§ THE TASK:
Go through the data and copy every line exactly, but not the images.

§ EXTRACTED MATERIAL:

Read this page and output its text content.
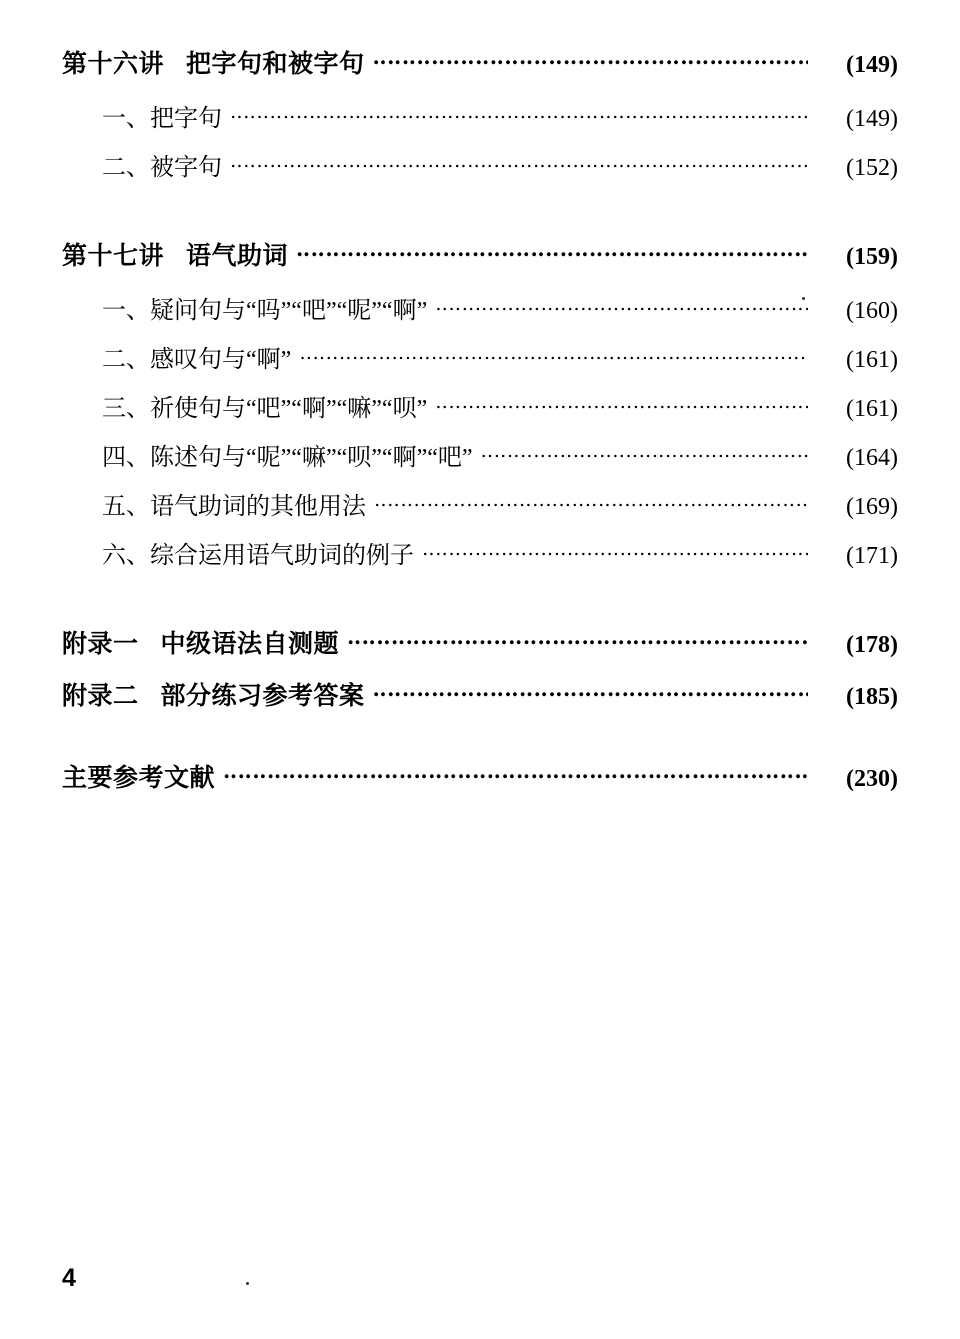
第十六讲 把字句和被字句 ‥‥‥‥‥‥‥‥‥‥‥‥‥‥‥‥‥‥‥‥‥‥‥‥‥‥‥‥‥‥‥‥‥‥‥‥‥‥‥‥‥‥‥‥‥‥‥‥‥‥‥‥‥‥‥‥‥‥‥‥‥‥‥‥‥‥‥‥‥‥‥	(149)
一、把字句 ‥‥‥‥‥‥‥‥‥‥‥‥‥‥‥‥‥‥‥‥‥‥‥‥‥‥‥‥‥‥‥‥‥‥‥‥‥‥‥‥‥‥‥‥‥‥‥‥‥‥‥‥‥‥‥‥‥‥‥‥‥‥‥‥‥‥‥‥‥‥‥	(149)
二、被字句 ‥‥‥‥‥‥‥‥‥‥‥‥‥‥‥‥‥‥‥‥‥‥‥‥‥‥‥‥‥‥‥‥‥‥‥‥‥‥‥‥‥‥‥‥‥‥‥‥‥‥‥‥‥‥‥‥‥‥‥‥‥‥‥‥‥‥‥‥‥‥‥	(152)
第十七讲 语气助词 ‥‥‥‥‥‥‥‥‥‥‥‥‥‥‥‥‥‥‥‥‥‥‥‥‥‥‥‥‥‥‥‥‥‥‥‥‥‥‥‥‥‥‥‥‥‥‥‥‥‥‥‥‥‥‥‥‥‥‥‥‥‥‥‥‥‥‥‥‥‥‥	(159)
一、疑问句与“吗”“吧”“呢”“啊” ‥‥‥‥‥‥‥‥‥‥‥‥‥‥‥‥‥‥‥‥‥‥‥‥‥‥‥‥‥‥‥‥‥‥‥‥‥‥‥‥‥‥‥‥‥‥‥‥‥‥‥‥‥‥‥‥‥‥‥‥‥‥‥‥‥‥‥‥‥‥‥	(160)
二、感叹句与“啊” ‥‥‥‥‥‥‥‥‥‥‥‥‥‥‥‥‥‥‥‥‥‥‥‥‥‥‥‥‥‥‥‥‥‥‥‥‥‥‥‥‥‥‥‥‥‥‥‥‥‥‥‥‥‥‥‥‥‥‥‥‥‥‥‥‥‥‥‥‥‥‥	(161)
三、祈使句与“吧”“啊”“嘛”“呗” ‥‥‥‥‥‥‥‥‥‥‥‥‥‥‥‥‥‥‥‥‥‥‥‥‥‥‥‥‥‥‥‥‥‥‥‥‥‥‥‥‥‥‥‥‥‥‥‥‥‥‥‥‥‥‥‥‥‥‥‥‥‥‥‥‥‥‥‥‥‥‥	(161)
四、陈述句与“呢”“嘛”“呗”“啊”“吧” ‥‥‥‥‥‥‥‥‥‥‥‥‥‥‥‥‥‥‥‥‥‥‥‥‥‥‥‥‥‥‥‥‥‥‥‥‥‥‥‥‥‥‥‥‥‥‥‥‥‥‥‥‥‥‥‥‥‥‥‥‥‥‥‥‥‥‥‥‥‥‥	(164)
五、语气助词的其他用法 ‥‥‥‥‥‥‥‥‥‥‥‥‥‥‥‥‥‥‥‥‥‥‥‥‥‥‥‥‥‥‥‥‥‥‥‥‥‥‥‥‥‥‥‥‥‥‥‥‥‥‥‥‥‥‥‥‥‥‥‥‥‥‥‥‥‥‥‥‥‥‥	(169)
六、综合运用语气助词的例子 ‥‥‥‥‥‥‥‥‥‥‥‥‥‥‥‥‥‥‥‥‥‥‥‥‥‥‥‥‥‥‥‥‥‥‥‥‥‥‥‥‥‥‥‥‥‥‥‥‥‥‥‥‥‥‥‥‥‥‥‥‥‥‥‥‥‥‥‥‥‥‥	(171)
附录一 中级语法自测题 ‥‥‥‥‥‥‥‥‥‥‥‥‥‥‥‥‥‥‥‥‥‥‥‥‥‥‥‥‥‥‥‥‥‥‥‥‥‥‥‥‥‥‥‥‥‥‥‥‥‥‥‥‥‥‥‥‥‥‥‥‥‥‥‥‥‥‥‥‥‥‥	(178)
附录二 部分练习参考答案 ‥‥‥‥‥‥‥‥‥‥‥‥‥‥‥‥‥‥‥‥‥‥‥‥‥‥‥‥‥‥‥‥‥‥‥‥‥‥‥‥‥‥‥‥‥‥‥‥‥‥‥‥‥‥‥‥‥‥‥‥‥‥‥‥‥‥‥‥‥‥‥	(185)
主要参考文献 ‥‥‥‥‥‥‥‥‥‥‥‥‥‥‥‥‥‥‥‥‥‥‥‥‥‥‥‥‥‥‥‥‥‥‥‥‥‥‥‥‥‥‥‥‥‥‥‥‥‥‥‥‥‥‥‥‥‥‥‥‥‥‥‥‥‥‥‥‥‥‥	(230)
4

§ FINAL ANSWER:
Read this page and output its text content.
第十六讲 把字句和被字句 ‥‥‥‥‥‥‥‥‥‥‥‥‥‥‥‥‥‥‥‥‥‥‥‥‥‥‥‥‥‥‥‥‥‥‥‥‥‥‥‥‥‥‥‥‥‥‥‥‥‥‥‥‥‥‥‥‥‥‥‥‥‥‥‥‥‥‥‥‥‥‥	(149)
一、把字句 ‥‥‥‥‥‥‥‥‥‥‥‥‥‥‥‥‥‥‥‥‥‥‥‥‥‥‥‥‥‥‥‥‥‥‥‥‥‥‥‥‥‥‥‥‥‥‥‥‥‥‥‥‥‥‥‥‥‥‥‥‥‥‥‥‥‥‥‥‥‥‥	(149)
二、被字句 ‥‥‥‥‥‥‥‥‥‥‥‥‥‥‥‥‥‥‥‥‥‥‥‥‥‥‥‥‥‥‥‥‥‥‥‥‥‥‥‥‥‥‥‥‥‥‥‥‥‥‥‥‥‥‥‥‥‥‥‥‥‥‥‥‥‥‥‥‥‥‥	(152)
第十七讲 语气助词 ‥‥‥‥‥‥‥‥‥‥‥‥‥‥‥‥‥‥‥‥‥‥‥‥‥‥‥‥‥‥‥‥‥‥‥‥‥‥‥‥‥‥‥‥‥‥‥‥‥‥‥‥‥‥‥‥‥‥‥‥‥‥‥‥‥‥‥‥‥‥‥	(159)
一、疑问句与“吗”“吧”“呢”“啊” ‥‥‥‥‥‥‥‥‥‥‥‥‥‥‥‥‥‥‥‥‥‥‥‥‥‥‥‥‥‥‥‥‥‥‥‥‥‥‥‥‥‥‥‥‥‥‥‥‥‥‥‥‥‥‥‥‥‥‥‥‥‥‥‥‥‥‥‥‥‥‥	(160)
二、感叹句与“啊” ‥‥‥‥‥‥‥‥‥‥‥‥‥‥‥‥‥‥‥‥‥‥‥‥‥‥‥‥‥‥‥‥‥‥‥‥‥‥‥‥‥‥‥‥‥‥‥‥‥‥‥‥‥‥‥‥‥‥‥‥‥‥‥‥‥‥‥‥‥‥‥	(161)
三、祈使句与“吧”“啊”“嘛”“呗” ‥‥‥‥‥‥‥‥‥‥‥‥‥‥‥‥‥‥‥‥‥‥‥‥‥‥‥‥‥‥‥‥‥‥‥‥‥‥‥‥‥‥‥‥‥‥‥‥‥‥‥‥‥‥‥‥‥‥‥‥‥‥‥‥‥‥‥‥‥‥‥	(161)
四、陈述句与“呢”“嘛”“呗”“啊”“吧” ‥‥‥‥‥‥‥‥‥‥‥‥‥‥‥‥‥‥‥‥‥‥‥‥‥‥‥‥‥‥‥‥‥‥‥‥‥‥‥‥‥‥‥‥‥‥‥‥‥‥‥‥‥‥‥‥‥‥‥‥‥‥‥‥‥‥‥‥‥‥‥	(164)
五、语气助词的其他用法 ‥‥‥‥‥‥‥‥‥‥‥‥‥‥‥‥‥‥‥‥‥‥‥‥‥‥‥‥‥‥‥‥‥‥‥‥‥‥‥‥‥‥‥‥‥‥‥‥‥‥‥‥‥‥‥‥‥‥‥‥‥‥‥‥‥‥‥‥‥‥‥	(169)
六、综合运用语气助词的例子 ‥‥‥‥‥‥‥‥‥‥‥‥‥‥‥‥‥‥‥‥‥‥‥‥‥‥‥‥‥‥‥‥‥‥‥‥‥‥‥‥‥‥‥‥‥‥‥‥‥‥‥‥‥‥‥‥‥‥‥‥‥‥‥‥‥‥‥‥‥‥‥	(171)
附录一 中级语法自测题 ‥‥‥‥‥‥‥‥‥‥‥‥‥‥‥‥‥‥‥‥‥‥‥‥‥‥‥‥‥‥‥‥‥‥‥‥‥‥‥‥‥‥‥‥‥‥‥‥‥‥‥‥‥‥‥‥‥‥‥‥‥‥‥‥‥‥‥‥‥‥‥	(178)
附录二 部分练习参考答案 ‥‥‥‥‥‥‥‥‥‥‥‥‥‥‥‥‥‥‥‥‥‥‥‥‥‥‥‥‥‥‥‥‥‥‥‥‥‥‥‥‥‥‥‥‥‥‥‥‥‥‥‥‥‥‥‥‥‥‥‥‥‥‥‥‥‥‥‥‥‥‥	(185)
主要参考文献 ‥‥‥‥‥‥‥‥‥‥‥‥‥‥‥‥‥‥‥‥‥‥‥‥‥‥‥‥‥‥‥‥‥‥‥‥‥‥‥‥‥‥‥‥‥‥‥‥‥‥‥‥‥‥‥‥‥‥‥‥‥‥‥‥‥‥‥‥‥‥‥	(230)
4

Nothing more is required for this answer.